● **THE INPUT**
::::::::
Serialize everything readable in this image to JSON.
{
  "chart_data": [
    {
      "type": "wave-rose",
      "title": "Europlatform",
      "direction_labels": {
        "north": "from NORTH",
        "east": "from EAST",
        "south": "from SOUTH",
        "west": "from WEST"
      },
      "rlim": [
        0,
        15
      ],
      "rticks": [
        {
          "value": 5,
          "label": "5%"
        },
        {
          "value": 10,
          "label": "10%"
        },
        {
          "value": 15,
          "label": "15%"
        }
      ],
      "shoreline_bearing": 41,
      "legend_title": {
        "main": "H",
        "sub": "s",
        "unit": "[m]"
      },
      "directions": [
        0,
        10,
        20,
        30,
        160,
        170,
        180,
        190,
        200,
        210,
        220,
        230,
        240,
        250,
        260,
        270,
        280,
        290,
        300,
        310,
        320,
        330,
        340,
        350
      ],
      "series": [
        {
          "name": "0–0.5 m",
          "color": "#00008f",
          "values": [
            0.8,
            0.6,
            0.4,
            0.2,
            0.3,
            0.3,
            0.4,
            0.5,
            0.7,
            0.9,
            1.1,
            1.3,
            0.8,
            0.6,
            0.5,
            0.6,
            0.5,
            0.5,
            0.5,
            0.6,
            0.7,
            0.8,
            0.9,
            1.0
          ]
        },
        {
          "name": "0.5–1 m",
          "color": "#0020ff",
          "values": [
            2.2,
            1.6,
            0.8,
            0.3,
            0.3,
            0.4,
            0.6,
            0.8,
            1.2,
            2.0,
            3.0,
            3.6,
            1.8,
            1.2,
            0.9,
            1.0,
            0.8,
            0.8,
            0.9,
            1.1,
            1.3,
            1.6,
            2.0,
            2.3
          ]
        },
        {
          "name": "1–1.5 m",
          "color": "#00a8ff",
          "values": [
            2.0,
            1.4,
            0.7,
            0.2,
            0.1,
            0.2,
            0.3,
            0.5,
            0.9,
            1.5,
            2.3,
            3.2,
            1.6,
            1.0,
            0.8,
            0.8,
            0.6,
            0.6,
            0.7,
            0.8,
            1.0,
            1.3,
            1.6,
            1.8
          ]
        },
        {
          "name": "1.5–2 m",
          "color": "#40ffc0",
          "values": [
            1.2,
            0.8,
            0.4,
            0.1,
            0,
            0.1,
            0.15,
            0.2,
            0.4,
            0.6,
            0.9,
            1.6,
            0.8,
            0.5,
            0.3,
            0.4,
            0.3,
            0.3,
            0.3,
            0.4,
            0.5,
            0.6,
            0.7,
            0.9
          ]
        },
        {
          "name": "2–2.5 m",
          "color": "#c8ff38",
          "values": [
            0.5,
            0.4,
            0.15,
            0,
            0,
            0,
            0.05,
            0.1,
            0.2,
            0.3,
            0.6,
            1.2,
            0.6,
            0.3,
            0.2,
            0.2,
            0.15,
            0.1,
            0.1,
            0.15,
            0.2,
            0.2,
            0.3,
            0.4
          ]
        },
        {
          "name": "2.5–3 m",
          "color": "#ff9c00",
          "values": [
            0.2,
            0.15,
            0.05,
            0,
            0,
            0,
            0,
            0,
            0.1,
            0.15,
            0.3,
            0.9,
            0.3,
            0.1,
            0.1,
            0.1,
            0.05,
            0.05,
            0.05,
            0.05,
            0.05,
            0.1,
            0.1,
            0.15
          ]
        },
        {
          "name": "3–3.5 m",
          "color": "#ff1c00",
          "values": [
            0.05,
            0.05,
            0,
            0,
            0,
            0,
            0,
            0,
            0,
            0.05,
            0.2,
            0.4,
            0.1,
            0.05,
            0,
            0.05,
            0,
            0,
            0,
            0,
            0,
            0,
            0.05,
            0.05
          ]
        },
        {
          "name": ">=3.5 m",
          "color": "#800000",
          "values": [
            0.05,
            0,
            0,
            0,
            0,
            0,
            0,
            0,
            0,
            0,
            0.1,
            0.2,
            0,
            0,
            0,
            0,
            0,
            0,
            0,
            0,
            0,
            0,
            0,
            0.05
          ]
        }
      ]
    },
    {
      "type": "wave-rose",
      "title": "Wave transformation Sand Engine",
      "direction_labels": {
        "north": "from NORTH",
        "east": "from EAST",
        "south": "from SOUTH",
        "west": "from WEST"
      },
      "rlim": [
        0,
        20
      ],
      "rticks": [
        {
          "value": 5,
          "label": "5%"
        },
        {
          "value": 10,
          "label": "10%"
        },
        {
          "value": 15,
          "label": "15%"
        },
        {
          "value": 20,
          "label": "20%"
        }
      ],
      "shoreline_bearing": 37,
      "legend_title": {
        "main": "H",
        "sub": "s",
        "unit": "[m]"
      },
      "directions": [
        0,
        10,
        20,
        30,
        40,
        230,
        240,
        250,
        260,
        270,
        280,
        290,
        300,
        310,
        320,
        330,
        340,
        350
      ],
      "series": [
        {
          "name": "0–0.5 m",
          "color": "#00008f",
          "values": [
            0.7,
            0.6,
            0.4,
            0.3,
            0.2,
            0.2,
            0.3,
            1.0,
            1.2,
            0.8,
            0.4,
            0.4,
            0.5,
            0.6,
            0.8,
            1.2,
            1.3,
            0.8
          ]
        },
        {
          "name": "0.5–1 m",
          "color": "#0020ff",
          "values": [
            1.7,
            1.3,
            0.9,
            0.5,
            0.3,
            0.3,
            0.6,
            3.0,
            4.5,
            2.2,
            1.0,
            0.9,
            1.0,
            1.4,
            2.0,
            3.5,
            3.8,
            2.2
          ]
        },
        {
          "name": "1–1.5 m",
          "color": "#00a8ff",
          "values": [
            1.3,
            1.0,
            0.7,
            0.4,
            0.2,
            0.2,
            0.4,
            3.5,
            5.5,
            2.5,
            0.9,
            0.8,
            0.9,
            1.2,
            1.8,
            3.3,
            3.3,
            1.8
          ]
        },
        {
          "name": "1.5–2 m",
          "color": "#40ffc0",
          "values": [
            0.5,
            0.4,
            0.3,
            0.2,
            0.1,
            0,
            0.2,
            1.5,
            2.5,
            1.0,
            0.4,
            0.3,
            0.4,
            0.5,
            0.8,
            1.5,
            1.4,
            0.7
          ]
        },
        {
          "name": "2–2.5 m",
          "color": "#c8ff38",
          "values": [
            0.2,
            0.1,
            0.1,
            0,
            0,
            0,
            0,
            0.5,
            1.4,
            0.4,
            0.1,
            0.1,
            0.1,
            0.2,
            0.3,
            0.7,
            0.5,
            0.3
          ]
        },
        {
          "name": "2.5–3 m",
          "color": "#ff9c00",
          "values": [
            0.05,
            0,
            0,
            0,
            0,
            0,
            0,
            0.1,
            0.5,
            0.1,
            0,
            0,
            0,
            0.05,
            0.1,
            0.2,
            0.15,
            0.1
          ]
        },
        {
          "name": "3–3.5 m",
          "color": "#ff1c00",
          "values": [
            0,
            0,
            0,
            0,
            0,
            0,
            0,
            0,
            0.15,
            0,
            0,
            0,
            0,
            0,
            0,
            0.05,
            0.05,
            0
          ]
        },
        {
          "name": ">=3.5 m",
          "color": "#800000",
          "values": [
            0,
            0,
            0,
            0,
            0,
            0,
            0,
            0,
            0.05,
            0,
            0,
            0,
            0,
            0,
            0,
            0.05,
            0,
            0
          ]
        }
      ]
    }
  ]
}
::::::::
● **INSTRUCTIONS FOR THE TASK**
Transcribe each entry exactly.

● **RIGHT ANSWER**
Serialize everything readable in this image to JSON.
{
  "chart_data": [
    {
      "type": "wave-rose",
      "title": "Europlatform",
      "direction_labels": {
        "north": "from NORTH",
        "east": "from EAST",
        "south": "from SOUTH",
        "west": "from WEST"
      },
      "rlim": [
        0,
        15
      ],
      "rticks": [
        {
          "value": 5,
          "label": "5%"
        },
        {
          "value": 10,
          "label": "10%"
        },
        {
          "value": 15,
          "label": "15%"
        }
      ],
      "shoreline_bearing": 41,
      "legend_title": {
        "main": "H",
        "sub": "s",
        "unit": "[m]"
      },
      "directions": [
        0,
        10,
        20,
        30,
        160,
        170,
        180,
        190,
        200,
        210,
        220,
        230,
        240,
        250,
        260,
        270,
        280,
        290,
        300,
        310,
        320,
        330,
        340,
        350
      ],
      "series": [
        {
          "name": "0–0.5 m",
          "color": "#00008f",
          "values": [
            0.8,
            0.6,
            0.4,
            0.2,
            0.3,
            0.3,
            0.4,
            0.5,
            0.7,
            0.9,
            1.1,
            1.3,
            0.8,
            0.6,
            0.5,
            0.6,
            0.5,
            0.5,
            0.5,
            0.6,
            0.7,
            0.8,
            0.9,
            1.0
          ]
        },
        {
          "name": "0.5–1 m",
          "color": "#0020ff",
          "values": [
            2.2,
            1.6,
            0.8,
            0.3,
            0.3,
            0.4,
            0.6,
            0.8,
            1.2,
            2.0,
            3.0,
            3.6,
            1.8,
            1.2,
            0.9,
            1.0,
            0.8,
            0.8,
            0.9,
            1.1,
            1.3,
            1.6,
            2.0,
            2.3
          ]
        },
        {
          "name": "1–1.5 m",
          "color": "#00a8ff",
          "values": [
            2.0,
            1.4,
            0.7,
            0.2,
            0.1,
            0.2,
            0.3,
            0.5,
            0.9,
            1.5,
            2.3,
            3.2,
            1.6,
            1.0,
            0.8,
            0.8,
            0.6,
            0.6,
            0.7,
            0.8,
            1.0,
            1.3,
            1.6,
            1.8
          ]
        },
        {
          "name": "1.5–2 m",
          "color": "#40ffc0",
          "values": [
            1.2,
            0.8,
            0.4,
            0.1,
            0,
            0.1,
            0.15,
            0.2,
            0.4,
            0.6,
            0.9,
            1.6,
            0.8,
            0.5,
            0.3,
            0.4,
            0.3,
            0.3,
            0.3,
            0.4,
            0.5,
            0.6,
            0.7,
            0.9
          ]
        },
        {
          "name": "2–2.5 m",
          "color": "#c8ff38",
          "values": [
            0.5,
            0.4,
            0.15,
            0,
            0,
            0,
            0.05,
            0.1,
            0.2,
            0.3,
            0.6,
            1.2,
            0.6,
            0.3,
            0.2,
            0.2,
            0.15,
            0.1,
            0.1,
            0.15,
            0.2,
            0.2,
            0.3,
            0.4
          ]
        },
        {
          "name": "2.5–3 m",
          "color": "#ff9c00",
          "values": [
            0.2,
            0.15,
            0.05,
            0,
            0,
            0,
            0,
            0,
            0.1,
            0.15,
            0.3,
            0.9,
            0.3,
            0.1,
            0.1,
            0.1,
            0.05,
            0.05,
            0.05,
            0.05,
            0.05,
            0.1,
            0.1,
            0.15
          ]
        },
        {
          "name": "3–3.5 m",
          "color": "#ff1c00",
          "values": [
            0.05,
            0.05,
            0,
            0,
            0,
            0,
            0,
            0,
            0,
            0.05,
            0.2,
            0.4,
            0.1,
            0.05,
            0,
            0.05,
            0,
            0,
            0,
            0,
            0,
            0,
            0.05,
            0.05
          ]
        },
        {
          "name": ">=3.5 m",
          "color": "#800000",
          "values": [
            0.05,
            0,
            0,
            0,
            0,
            0,
            0,
            0,
            0,
            0,
            0.1,
            0.2,
            0,
            0,
            0,
            0,
            0,
            0,
            0,
            0,
            0,
            0,
            0,
            0.05
          ]
        }
      ]
    },
    {
      "type": "wave-rose",
      "title": "Wave transformation Sand Engine",
      "direction_labels": {
        "north": "from NORTH",
        "east": "from EAST",
        "south": "from SOUTH",
        "west": "from WEST"
      },
      "rlim": [
        0,
        20
      ],
      "rticks": [
        {
          "value": 5,
          "label": "5%"
        },
        {
          "value": 10,
          "label": "10%"
        },
        {
          "value": 15,
          "label": "15%"
        },
        {
          "value": 20,
          "label": "20%"
        }
      ],
      "shoreline_bearing": 37,
      "legend_title": {
        "main": "H",
        "sub": "s",
        "unit": "[m]"
      },
      "directions": [
        0,
        10,
        20,
        30,
        40,
        230,
        240,
        250,
        260,
        270,
        280,
        290,
        300,
        310,
        320,
        330,
        340,
        350
      ],
      "series": [
        {
          "name": "0–0.5 m",
          "color": "#00008f",
          "values": [
            0.7,
            0.6,
            0.4,
            0.3,
            0.2,
            0.2,
            0.3,
            1.0,
            1.2,
            0.8,
            0.4,
            0.4,
            0.5,
            0.6,
            0.8,
            1.2,
            1.3,
            0.8
          ]
        },
        {
          "name": "0.5–1 m",
          "color": "#0020ff",
          "values": [
            1.7,
            1.3,
            0.9,
            0.5,
            0.3,
            0.3,
            0.6,
            3.0,
            4.5,
            2.2,
            1.0,
            0.9,
            1.0,
            1.4,
            2.0,
            3.5,
            3.8,
            2.2
          ]
        },
        {
          "name": "1–1.5 m",
          "color": "#00a8ff",
          "values": [
            1.3,
            1.0,
            0.7,
            0.4,
            0.2,
            0.2,
            0.4,
            3.5,
            5.5,
            2.5,
            0.9,
            0.8,
            0.9,
            1.2,
            1.8,
            3.3,
            3.3,
            1.8
          ]
        },
        {
          "name": "1.5–2 m",
          "color": "#40ffc0",
          "values": [
            0.5,
            0.4,
            0.3,
            0.2,
            0.1,
            0,
            0.2,
            1.5,
            2.5,
            1.0,
            0.4,
            0.3,
            0.4,
            0.5,
            0.8,
            1.5,
            1.4,
            0.7
          ]
        },
        {
          "name": "2–2.5 m",
          "color": "#c8ff38",
          "values": [
            0.2,
            0.1,
            0.1,
            0,
            0,
            0,
            0,
            0.5,
            1.4,
            0.4,
            0.1,
            0.1,
            0.1,
            0.2,
            0.3,
            0.7,
            0.5,
            0.3
          ]
        },
        {
          "name": "2.5–3 m",
          "color": "#ff9c00",
          "values": [
            0.05,
            0,
            0,
            0,
            0,
            0,
            0,
            0.1,
            0.5,
            0.1,
            0,
            0,
            0,
            0.05,
            0.1,
            0.2,
            0.15,
            0.1
          ]
        },
        {
          "name": "3–3.5 m",
          "color": "#ff1c00",
          "values": [
            0,
            0,
            0,
            0,
            0,
            0,
            0,
            0,
            0.15,
            0,
            0,
            0,
            0,
            0,
            0,
            0.05,
            0.05,
            0
          ]
        },
        {
          "name": ">=3.5 m",
          "color": "#800000",
          "values": [
            0,
            0,
            0,
            0,
            0,
            0,
            0,
            0,
            0.05,
            0,
            0,
            0,
            0,
            0,
            0,
            0.05,
            0,
            0
          ]
        }
      ]
    }
  ]
}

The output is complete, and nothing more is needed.